------ RECORDS FOR THE TASK
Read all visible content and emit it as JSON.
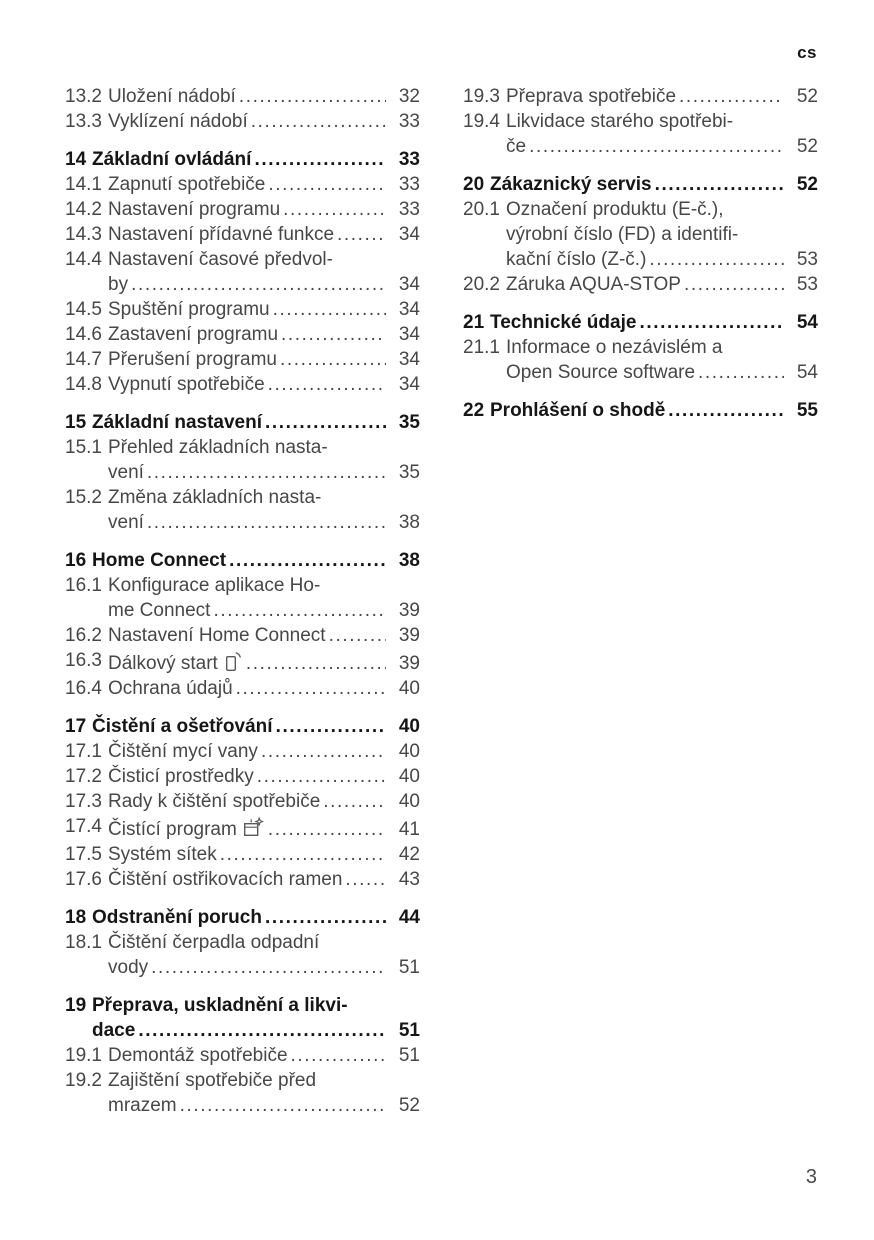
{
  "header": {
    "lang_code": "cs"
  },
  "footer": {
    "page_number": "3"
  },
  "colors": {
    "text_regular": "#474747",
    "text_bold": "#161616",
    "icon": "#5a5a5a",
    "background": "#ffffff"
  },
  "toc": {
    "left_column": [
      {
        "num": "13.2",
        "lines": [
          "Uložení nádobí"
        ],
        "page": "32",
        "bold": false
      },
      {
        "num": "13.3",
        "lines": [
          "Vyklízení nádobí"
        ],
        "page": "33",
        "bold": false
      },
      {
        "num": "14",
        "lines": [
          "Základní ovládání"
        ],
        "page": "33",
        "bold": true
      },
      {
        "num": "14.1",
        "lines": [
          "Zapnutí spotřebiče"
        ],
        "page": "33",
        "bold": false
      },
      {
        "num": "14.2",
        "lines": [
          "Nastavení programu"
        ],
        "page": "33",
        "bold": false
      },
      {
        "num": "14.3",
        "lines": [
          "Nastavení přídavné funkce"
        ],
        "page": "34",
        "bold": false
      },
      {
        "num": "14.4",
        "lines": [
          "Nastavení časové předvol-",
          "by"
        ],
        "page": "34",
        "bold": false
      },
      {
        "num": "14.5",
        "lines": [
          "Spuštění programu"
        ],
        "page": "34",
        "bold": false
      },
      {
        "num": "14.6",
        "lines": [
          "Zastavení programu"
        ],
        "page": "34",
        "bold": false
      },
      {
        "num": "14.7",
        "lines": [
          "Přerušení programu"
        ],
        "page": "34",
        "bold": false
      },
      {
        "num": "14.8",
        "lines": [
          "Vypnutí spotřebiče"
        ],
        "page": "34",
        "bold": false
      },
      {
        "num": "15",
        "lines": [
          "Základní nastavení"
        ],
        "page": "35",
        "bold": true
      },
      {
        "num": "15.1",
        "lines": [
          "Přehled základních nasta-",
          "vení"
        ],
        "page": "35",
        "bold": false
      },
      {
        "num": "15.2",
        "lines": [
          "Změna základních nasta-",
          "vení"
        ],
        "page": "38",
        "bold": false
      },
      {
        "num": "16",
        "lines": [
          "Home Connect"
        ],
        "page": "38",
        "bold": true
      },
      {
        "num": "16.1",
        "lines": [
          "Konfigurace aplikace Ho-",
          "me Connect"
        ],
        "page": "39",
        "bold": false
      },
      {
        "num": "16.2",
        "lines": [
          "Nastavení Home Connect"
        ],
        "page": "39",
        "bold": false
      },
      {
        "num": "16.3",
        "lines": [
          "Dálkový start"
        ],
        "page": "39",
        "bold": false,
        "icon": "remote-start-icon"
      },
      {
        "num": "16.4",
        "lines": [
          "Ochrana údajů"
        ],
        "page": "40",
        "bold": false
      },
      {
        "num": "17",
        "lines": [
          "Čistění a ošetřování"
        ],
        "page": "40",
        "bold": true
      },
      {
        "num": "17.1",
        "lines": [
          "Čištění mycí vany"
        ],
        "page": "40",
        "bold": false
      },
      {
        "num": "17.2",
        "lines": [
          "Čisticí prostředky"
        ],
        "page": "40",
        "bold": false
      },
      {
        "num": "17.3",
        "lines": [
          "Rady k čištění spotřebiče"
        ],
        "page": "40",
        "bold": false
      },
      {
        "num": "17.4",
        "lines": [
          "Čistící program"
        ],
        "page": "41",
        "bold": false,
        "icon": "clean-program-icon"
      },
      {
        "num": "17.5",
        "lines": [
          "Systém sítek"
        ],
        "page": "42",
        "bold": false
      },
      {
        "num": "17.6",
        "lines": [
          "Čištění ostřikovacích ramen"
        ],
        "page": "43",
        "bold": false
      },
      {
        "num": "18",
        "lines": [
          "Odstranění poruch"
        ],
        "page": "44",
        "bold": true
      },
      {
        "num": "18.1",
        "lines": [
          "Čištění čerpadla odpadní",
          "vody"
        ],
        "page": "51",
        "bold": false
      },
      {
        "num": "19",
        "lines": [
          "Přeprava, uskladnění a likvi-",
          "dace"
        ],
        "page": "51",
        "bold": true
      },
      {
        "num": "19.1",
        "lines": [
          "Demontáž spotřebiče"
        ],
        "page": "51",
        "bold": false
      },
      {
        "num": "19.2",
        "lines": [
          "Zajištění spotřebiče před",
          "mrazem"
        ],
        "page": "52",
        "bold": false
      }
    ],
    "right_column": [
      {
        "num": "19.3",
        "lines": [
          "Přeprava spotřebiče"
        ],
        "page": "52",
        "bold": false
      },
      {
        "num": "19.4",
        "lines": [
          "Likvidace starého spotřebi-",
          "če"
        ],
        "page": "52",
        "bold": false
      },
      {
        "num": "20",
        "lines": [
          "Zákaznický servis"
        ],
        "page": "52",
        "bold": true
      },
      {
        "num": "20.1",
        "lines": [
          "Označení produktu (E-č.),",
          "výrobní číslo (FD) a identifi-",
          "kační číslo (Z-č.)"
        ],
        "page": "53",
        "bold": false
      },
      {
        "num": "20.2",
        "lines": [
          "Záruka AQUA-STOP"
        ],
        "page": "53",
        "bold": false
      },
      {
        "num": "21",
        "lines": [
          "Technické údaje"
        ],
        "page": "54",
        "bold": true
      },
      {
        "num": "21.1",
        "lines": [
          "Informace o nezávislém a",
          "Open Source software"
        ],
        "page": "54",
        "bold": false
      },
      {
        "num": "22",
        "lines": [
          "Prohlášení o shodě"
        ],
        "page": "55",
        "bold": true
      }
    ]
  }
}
------------
| OBJECTIVE |
Say how many lines include the word "základních"; reply with the number alone.

| ANSWER TO THIS TASK |
2